**DIRECTIONS FOR THIS TASK:** Find the lines with "CHAPEL" in them and copy them out.

────────

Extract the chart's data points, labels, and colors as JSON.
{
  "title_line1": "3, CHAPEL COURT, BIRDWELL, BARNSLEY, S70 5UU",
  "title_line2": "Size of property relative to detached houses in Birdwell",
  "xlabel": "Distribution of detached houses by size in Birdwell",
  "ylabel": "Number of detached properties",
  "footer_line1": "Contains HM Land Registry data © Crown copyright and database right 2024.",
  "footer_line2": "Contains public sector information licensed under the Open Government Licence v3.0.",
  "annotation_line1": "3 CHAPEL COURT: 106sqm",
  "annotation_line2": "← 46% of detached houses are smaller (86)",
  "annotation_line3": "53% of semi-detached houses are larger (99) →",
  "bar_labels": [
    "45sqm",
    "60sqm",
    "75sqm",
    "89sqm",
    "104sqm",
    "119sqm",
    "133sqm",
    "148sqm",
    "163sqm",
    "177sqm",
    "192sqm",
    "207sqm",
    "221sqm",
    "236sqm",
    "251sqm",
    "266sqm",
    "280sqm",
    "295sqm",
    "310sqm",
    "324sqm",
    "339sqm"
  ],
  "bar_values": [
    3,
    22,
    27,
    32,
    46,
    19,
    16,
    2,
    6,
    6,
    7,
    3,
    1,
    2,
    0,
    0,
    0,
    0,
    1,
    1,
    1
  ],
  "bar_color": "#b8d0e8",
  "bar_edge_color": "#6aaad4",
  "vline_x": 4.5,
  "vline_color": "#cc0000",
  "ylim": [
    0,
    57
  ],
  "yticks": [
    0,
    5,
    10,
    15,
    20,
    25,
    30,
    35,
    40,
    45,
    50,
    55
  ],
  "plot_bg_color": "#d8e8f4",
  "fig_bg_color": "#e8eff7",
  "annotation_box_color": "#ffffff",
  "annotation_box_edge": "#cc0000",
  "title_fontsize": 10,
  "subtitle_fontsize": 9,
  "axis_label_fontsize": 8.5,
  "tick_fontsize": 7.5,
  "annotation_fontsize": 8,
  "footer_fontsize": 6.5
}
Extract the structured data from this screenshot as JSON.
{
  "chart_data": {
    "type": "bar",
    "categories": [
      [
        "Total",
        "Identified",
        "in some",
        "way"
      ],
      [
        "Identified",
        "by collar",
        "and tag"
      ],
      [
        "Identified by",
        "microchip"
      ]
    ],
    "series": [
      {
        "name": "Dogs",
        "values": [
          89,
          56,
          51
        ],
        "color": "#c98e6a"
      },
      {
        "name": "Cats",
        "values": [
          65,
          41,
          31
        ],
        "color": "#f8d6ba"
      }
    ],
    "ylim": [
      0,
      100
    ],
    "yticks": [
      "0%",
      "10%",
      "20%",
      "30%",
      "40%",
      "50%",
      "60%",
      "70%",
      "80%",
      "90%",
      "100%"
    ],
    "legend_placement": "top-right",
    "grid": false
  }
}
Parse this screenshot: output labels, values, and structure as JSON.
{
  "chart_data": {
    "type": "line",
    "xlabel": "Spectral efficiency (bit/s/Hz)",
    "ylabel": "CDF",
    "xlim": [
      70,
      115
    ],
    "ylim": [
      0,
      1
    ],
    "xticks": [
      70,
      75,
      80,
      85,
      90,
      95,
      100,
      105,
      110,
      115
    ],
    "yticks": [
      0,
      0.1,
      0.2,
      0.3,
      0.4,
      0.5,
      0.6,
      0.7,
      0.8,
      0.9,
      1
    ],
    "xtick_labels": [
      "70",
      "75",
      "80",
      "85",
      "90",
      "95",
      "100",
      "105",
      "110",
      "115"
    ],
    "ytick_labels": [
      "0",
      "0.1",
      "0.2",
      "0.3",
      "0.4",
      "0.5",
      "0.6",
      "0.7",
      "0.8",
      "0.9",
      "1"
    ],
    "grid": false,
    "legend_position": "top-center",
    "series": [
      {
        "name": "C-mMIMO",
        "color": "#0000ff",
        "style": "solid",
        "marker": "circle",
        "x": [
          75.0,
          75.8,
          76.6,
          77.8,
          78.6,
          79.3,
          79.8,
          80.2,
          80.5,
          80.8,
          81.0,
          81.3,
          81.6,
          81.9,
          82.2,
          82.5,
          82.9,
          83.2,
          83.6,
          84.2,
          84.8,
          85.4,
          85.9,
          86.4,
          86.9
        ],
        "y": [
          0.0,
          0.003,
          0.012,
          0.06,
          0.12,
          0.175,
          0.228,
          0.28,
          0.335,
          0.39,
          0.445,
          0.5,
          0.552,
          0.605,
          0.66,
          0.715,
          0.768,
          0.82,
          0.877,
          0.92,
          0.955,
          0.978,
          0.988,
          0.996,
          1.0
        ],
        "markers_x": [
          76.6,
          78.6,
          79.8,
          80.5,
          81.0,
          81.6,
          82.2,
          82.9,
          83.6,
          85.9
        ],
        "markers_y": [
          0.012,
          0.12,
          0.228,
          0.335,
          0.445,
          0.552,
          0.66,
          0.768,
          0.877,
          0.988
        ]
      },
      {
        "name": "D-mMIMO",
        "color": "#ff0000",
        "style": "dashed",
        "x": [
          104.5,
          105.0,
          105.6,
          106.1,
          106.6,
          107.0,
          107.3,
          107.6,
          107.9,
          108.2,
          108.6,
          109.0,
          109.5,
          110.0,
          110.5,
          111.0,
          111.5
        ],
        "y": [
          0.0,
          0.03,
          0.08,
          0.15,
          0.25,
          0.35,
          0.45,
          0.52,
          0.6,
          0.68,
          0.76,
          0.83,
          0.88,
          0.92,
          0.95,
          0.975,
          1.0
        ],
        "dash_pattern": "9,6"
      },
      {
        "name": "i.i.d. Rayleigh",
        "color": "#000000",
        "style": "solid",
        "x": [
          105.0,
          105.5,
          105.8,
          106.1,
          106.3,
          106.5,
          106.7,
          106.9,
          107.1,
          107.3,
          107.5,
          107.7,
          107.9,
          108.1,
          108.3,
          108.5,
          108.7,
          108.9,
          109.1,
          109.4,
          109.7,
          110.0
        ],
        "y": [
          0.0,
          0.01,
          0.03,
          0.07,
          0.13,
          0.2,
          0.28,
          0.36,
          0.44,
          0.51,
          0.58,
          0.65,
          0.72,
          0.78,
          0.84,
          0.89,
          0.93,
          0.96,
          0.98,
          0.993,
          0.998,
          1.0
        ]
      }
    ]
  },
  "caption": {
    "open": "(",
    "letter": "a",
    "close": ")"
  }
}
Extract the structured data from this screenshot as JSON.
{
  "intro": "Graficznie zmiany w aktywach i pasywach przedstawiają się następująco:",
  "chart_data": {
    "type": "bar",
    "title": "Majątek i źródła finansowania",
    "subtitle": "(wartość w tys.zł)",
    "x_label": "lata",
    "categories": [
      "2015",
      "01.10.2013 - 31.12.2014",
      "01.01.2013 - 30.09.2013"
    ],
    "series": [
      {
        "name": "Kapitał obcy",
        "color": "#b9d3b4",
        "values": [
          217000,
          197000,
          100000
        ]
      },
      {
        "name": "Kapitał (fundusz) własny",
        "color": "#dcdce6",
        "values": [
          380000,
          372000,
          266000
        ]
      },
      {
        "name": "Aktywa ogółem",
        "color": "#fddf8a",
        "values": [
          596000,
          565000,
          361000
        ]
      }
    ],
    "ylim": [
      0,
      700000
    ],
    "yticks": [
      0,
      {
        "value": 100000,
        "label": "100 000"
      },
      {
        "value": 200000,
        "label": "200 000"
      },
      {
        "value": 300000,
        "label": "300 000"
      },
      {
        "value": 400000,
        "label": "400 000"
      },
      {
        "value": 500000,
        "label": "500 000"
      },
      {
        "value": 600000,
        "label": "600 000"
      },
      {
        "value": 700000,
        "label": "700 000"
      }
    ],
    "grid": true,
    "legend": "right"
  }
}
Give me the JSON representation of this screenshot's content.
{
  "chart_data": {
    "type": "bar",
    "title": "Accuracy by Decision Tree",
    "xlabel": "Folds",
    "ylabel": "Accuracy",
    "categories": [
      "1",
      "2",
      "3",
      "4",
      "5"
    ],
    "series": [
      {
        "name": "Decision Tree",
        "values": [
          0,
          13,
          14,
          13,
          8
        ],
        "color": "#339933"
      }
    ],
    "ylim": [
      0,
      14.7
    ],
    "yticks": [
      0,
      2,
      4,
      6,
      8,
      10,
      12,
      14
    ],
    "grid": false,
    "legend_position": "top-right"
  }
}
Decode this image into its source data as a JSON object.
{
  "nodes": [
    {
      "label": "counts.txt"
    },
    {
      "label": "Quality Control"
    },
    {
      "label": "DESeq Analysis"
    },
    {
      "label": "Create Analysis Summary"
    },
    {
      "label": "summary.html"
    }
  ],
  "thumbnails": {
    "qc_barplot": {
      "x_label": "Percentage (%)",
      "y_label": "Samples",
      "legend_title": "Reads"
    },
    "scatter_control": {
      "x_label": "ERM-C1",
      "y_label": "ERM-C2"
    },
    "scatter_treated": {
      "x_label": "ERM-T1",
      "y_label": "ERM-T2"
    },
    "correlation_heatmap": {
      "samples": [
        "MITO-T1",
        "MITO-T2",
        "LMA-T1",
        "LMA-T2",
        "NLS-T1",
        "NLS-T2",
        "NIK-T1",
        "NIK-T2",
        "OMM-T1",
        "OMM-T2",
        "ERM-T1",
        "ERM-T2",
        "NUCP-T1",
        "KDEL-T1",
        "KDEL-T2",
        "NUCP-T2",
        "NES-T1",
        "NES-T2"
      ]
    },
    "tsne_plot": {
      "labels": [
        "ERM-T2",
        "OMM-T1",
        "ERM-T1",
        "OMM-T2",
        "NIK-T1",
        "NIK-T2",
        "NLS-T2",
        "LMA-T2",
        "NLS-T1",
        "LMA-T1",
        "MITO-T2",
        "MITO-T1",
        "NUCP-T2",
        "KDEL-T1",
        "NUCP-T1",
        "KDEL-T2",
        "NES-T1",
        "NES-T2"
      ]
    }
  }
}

────────

**PROBLEM SOLUTION:**
  "title_line1": "3, CHAPEL COURT, BIRDWELL, BARNSLEY, S70 5UU",
  "annotation_line1": "3 CHAPEL COURT: 106sqm",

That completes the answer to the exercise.